# [Stated task]
Do not copy the pictures; transcribe all other material exactly.

# [Provided records]
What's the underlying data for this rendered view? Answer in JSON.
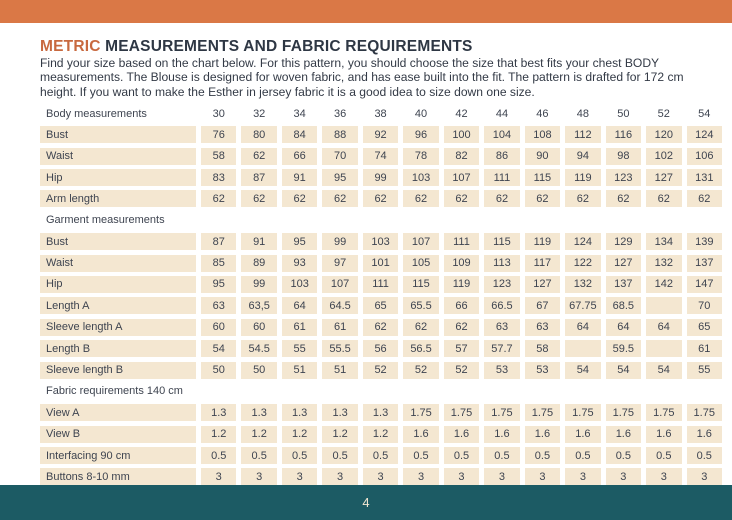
{
  "colors": {
    "top_bar_orange": "#da7846",
    "title_accent_orange": "#c8693f",
    "footer_teal": "#1c5b64",
    "cell_cream": "#f4e7d1",
    "footer_text": "#f2e7d2"
  },
  "header": {
    "title_accent": "METRIC",
    "title_rest": " MEASUREMENTS AND FABRIC REQUIREMENTS",
    "intro": "Find your size based on the chart below. For this pattern, you should choose the size that best fits your chest BODY measurements.  The Blouse is designed for woven fabric, and has ease built into the fit. The pattern is drafted for 172 cm height. If you want to make the Esther in jersey fabric it is a good idea to size down one size."
  },
  "table": {
    "rows": [
      {
        "type": "colhead",
        "label": "Body measurements",
        "values": [
          "30",
          "32",
          "34",
          "36",
          "38",
          "40",
          "42",
          "44",
          "46",
          "48",
          "50",
          "52",
          "54"
        ]
      },
      {
        "type": "data",
        "label": "Bust",
        "values": [
          "76",
          "80",
          "84",
          "88",
          "92",
          "96",
          "100",
          "104",
          "108",
          "112",
          "116",
          "120",
          "124"
        ]
      },
      {
        "type": "data",
        "label": "Waist",
        "values": [
          "58",
          "62",
          "66",
          "70",
          "74",
          "78",
          "82",
          "86",
          "90",
          "94",
          "98",
          "102",
          "106"
        ]
      },
      {
        "type": "data",
        "label": "Hip",
        "values": [
          "83",
          "87",
          "91",
          "95",
          "99",
          "103",
          "107",
          "111",
          "115",
          "119",
          "123",
          "127",
          "131"
        ]
      },
      {
        "type": "data",
        "label": "Arm length",
        "values": [
          "62",
          "62",
          "62",
          "62",
          "62",
          "62",
          "62",
          "62",
          "62",
          "62",
          "62",
          "62",
          "62"
        ]
      },
      {
        "type": "section",
        "label": "Garment measurements",
        "values": []
      },
      {
        "type": "data",
        "label": "Bust",
        "values": [
          "87",
          "91",
          "95",
          "99",
          "103",
          "107",
          "111",
          "115",
          "119",
          "124",
          "129",
          "134",
          "139"
        ]
      },
      {
        "type": "data",
        "label": "Waist",
        "values": [
          "85",
          "89",
          "93",
          "97",
          "101",
          "105",
          "109",
          "113",
          "117",
          "122",
          "127",
          "132",
          "137"
        ]
      },
      {
        "type": "data",
        "label": "Hip",
        "values": [
          "95",
          "99",
          "103",
          "107",
          "111",
          "115",
          "119",
          "123",
          "127",
          "132",
          "137",
          "142",
          "147"
        ]
      },
      {
        "type": "data",
        "label": "Length A",
        "values": [
          "63",
          "63,5",
          "64",
          "64.5",
          "65",
          "65.5",
          "66",
          "66.5",
          "67",
          "67.75",
          "68.5",
          "",
          "70"
        ]
      },
      {
        "type": "data",
        "label": "Sleeve length A",
        "values": [
          "60",
          "60",
          "61",
          "61",
          "62",
          "62",
          "62",
          "63",
          "63",
          "64",
          "64",
          "64",
          "65"
        ]
      },
      {
        "type": "data",
        "label": "Length B",
        "values": [
          "54",
          "54.5",
          "55",
          "55.5",
          "56",
          "56.5",
          "57",
          "57.7",
          "58",
          "",
          "59.5",
          "",
          "61"
        ]
      },
      {
        "type": "data",
        "label": "Sleeve length B",
        "values": [
          "50",
          "50",
          "51",
          "51",
          "52",
          "52",
          "52",
          "53",
          "53",
          "54",
          "54",
          "54",
          "55"
        ]
      },
      {
        "type": "section",
        "label": "Fabric requirements 140 cm",
        "values": []
      },
      {
        "type": "data",
        "label": "View A",
        "values": [
          "1.3",
          "1.3",
          "1.3",
          "1.3",
          "1.3",
          "1.75",
          "1.75",
          "1.75",
          "1.75",
          "1.75",
          "1.75",
          "1.75",
          "1.75"
        ]
      },
      {
        "type": "data",
        "label": "View B",
        "values": [
          "1.2",
          "1.2",
          "1.2",
          "1.2",
          "1.2",
          "1.6",
          "1.6",
          "1.6",
          "1.6",
          "1.6",
          "1.6",
          "1.6",
          "1.6"
        ]
      },
      {
        "type": "data",
        "label": "Interfacing 90 cm",
        "values": [
          "0.5",
          "0.5",
          "0.5",
          "0.5",
          "0.5",
          "0.5",
          "0.5",
          "0.5",
          "0.5",
          "0.5",
          "0.5",
          "0.5",
          "0.5"
        ]
      },
      {
        "type": "data",
        "label": "Buttons 8-10 mm",
        "values": [
          "3",
          "3",
          "3",
          "3",
          "3",
          "3",
          "3",
          "3",
          "3",
          "3",
          "3",
          "3",
          "3"
        ]
      }
    ]
  },
  "footer": {
    "page_number": "4"
  }
}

# [Answer below]
What's the underlying data for this rendered view? Answer in JSON.
{
  "colors": {
    "top_bar_orange": "#da7846",
    "title_accent_orange": "#c8693f",
    "footer_teal": "#1c5b64",
    "cell_cream": "#f4e7d1",
    "footer_text": "#f2e7d2"
  },
  "header": {
    "title_accent": "METRIC",
    "title_rest": " MEASUREMENTS AND FABRIC REQUIREMENTS",
    "intro": "Find your size based on the chart below. For this pattern, you should choose the size that best fits your chest BODY measurements.  The Blouse is designed for woven fabric, and has ease built into the fit. The pattern is drafted for 172 cm height. If you want to make the Esther in jersey fabric it is a good idea to size down one size."
  },
  "table": {
    "rows": [
      {
        "type": "colhead",
        "label": "Body measurements",
        "values": [
          "30",
          "32",
          "34",
          "36",
          "38",
          "40",
          "42",
          "44",
          "46",
          "48",
          "50",
          "52",
          "54"
        ]
      },
      {
        "type": "data",
        "label": "Bust",
        "values": [
          "76",
          "80",
          "84",
          "88",
          "92",
          "96",
          "100",
          "104",
          "108",
          "112",
          "116",
          "120",
          "124"
        ]
      },
      {
        "type": "data",
        "label": "Waist",
        "values": [
          "58",
          "62",
          "66",
          "70",
          "74",
          "78",
          "82",
          "86",
          "90",
          "94",
          "98",
          "102",
          "106"
        ]
      },
      {
        "type": "data",
        "label": "Hip",
        "values": [
          "83",
          "87",
          "91",
          "95",
          "99",
          "103",
          "107",
          "111",
          "115",
          "119",
          "123",
          "127",
          "131"
        ]
      },
      {
        "type": "data",
        "label": "Arm length",
        "values": [
          "62",
          "62",
          "62",
          "62",
          "62",
          "62",
          "62",
          "62",
          "62",
          "62",
          "62",
          "62",
          "62"
        ]
      },
      {
        "type": "section",
        "label": "Garment measurements",
        "values": []
      },
      {
        "type": "data",
        "label": "Bust",
        "values": [
          "87",
          "91",
          "95",
          "99",
          "103",
          "107",
          "111",
          "115",
          "119",
          "124",
          "129",
          "134",
          "139"
        ]
      },
      {
        "type": "data",
        "label": "Waist",
        "values": [
          "85",
          "89",
          "93",
          "97",
          "101",
          "105",
          "109",
          "113",
          "117",
          "122",
          "127",
          "132",
          "137"
        ]
      },
      {
        "type": "data",
        "label": "Hip",
        "values": [
          "95",
          "99",
          "103",
          "107",
          "111",
          "115",
          "119",
          "123",
          "127",
          "132",
          "137",
          "142",
          "147"
        ]
      },
      {
        "type": "data",
        "label": "Length A",
        "values": [
          "63",
          "63,5",
          "64",
          "64.5",
          "65",
          "65.5",
          "66",
          "66.5",
          "67",
          "67.75",
          "68.5",
          "",
          "70"
        ]
      },
      {
        "type": "data",
        "label": "Sleeve length A",
        "values": [
          "60",
          "60",
          "61",
          "61",
          "62",
          "62",
          "62",
          "63",
          "63",
          "64",
          "64",
          "64",
          "65"
        ]
      },
      {
        "type": "data",
        "label": "Length B",
        "values": [
          "54",
          "54.5",
          "55",
          "55.5",
          "56",
          "56.5",
          "57",
          "57.7",
          "58",
          "",
          "59.5",
          "",
          "61"
        ]
      },
      {
        "type": "data",
        "label": "Sleeve length B",
        "values": [
          "50",
          "50",
          "51",
          "51",
          "52",
          "52",
          "52",
          "53",
          "53",
          "54",
          "54",
          "54",
          "55"
        ]
      },
      {
        "type": "section",
        "label": "Fabric requirements 140 cm",
        "values": []
      },
      {
        "type": "data",
        "label": "View A",
        "values": [
          "1.3",
          "1.3",
          "1.3",
          "1.3",
          "1.3",
          "1.75",
          "1.75",
          "1.75",
          "1.75",
          "1.75",
          "1.75",
          "1.75",
          "1.75"
        ]
      },
      {
        "type": "data",
        "label": "View B",
        "values": [
          "1.2",
          "1.2",
          "1.2",
          "1.2",
          "1.2",
          "1.6",
          "1.6",
          "1.6",
          "1.6",
          "1.6",
          "1.6",
          "1.6",
          "1.6"
        ]
      },
      {
        "type": "data",
        "label": "Interfacing 90 cm",
        "values": [
          "0.5",
          "0.5",
          "0.5",
          "0.5",
          "0.5",
          "0.5",
          "0.5",
          "0.5",
          "0.5",
          "0.5",
          "0.5",
          "0.5",
          "0.5"
        ]
      },
      {
        "type": "data",
        "label": "Buttons 8-10 mm",
        "values": [
          "3",
          "3",
          "3",
          "3",
          "3",
          "3",
          "3",
          "3",
          "3",
          "3",
          "3",
          "3",
          "3"
        ]
      }
    ]
  },
  "footer": {
    "page_number": "4"
  }
}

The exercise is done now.